**GOAL**
Find each line below that contains the string "label" and report every such line in full. Matching is case-sensitive.

— begin DATA PROVIDED —

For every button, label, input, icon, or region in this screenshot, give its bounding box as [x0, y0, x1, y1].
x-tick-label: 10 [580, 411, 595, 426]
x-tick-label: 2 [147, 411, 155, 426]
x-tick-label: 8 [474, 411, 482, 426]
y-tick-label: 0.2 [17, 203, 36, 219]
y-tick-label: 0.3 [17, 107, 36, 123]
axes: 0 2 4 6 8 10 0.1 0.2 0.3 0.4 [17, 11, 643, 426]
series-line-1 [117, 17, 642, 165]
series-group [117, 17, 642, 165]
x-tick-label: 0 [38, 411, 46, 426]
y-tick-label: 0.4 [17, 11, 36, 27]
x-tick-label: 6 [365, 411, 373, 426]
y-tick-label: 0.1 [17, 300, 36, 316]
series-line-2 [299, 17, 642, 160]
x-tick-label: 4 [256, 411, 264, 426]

— end DATA PROVIDED —
— begin DATA PROVIDED —

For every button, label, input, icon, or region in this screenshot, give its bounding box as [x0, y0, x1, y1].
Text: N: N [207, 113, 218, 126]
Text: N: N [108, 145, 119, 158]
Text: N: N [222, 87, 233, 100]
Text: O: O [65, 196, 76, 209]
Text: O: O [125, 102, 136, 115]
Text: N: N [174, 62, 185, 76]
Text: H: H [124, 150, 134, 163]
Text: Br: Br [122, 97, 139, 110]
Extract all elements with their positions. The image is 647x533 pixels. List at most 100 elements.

— end DATA PROVIDED —

**RESULT FOR THIS EXERCISE**
For every button, label, input, icon, or region in this screenshot, give its bounding box as [x0, y0, x1, y1].
x-tick-label: 10 [580, 411, 595, 426]
x-tick-label: 2 [147, 411, 155, 426]
x-tick-label: 8 [474, 411, 482, 426]
y-tick-label: 0.2 [17, 203, 36, 219]
y-tick-label: 0.3 [17, 107, 36, 123]
x-tick-label: 0 [38, 411, 46, 426]
y-tick-label: 0.4 [17, 11, 36, 27]
x-tick-label: 6 [365, 411, 373, 426]
y-tick-label: 0.1 [17, 300, 36, 316]
x-tick-label: 4 [256, 411, 264, 426]
For every button, label, input, icon, or region in this screenshot, give its bounding box as [x0, y0, x1, y1].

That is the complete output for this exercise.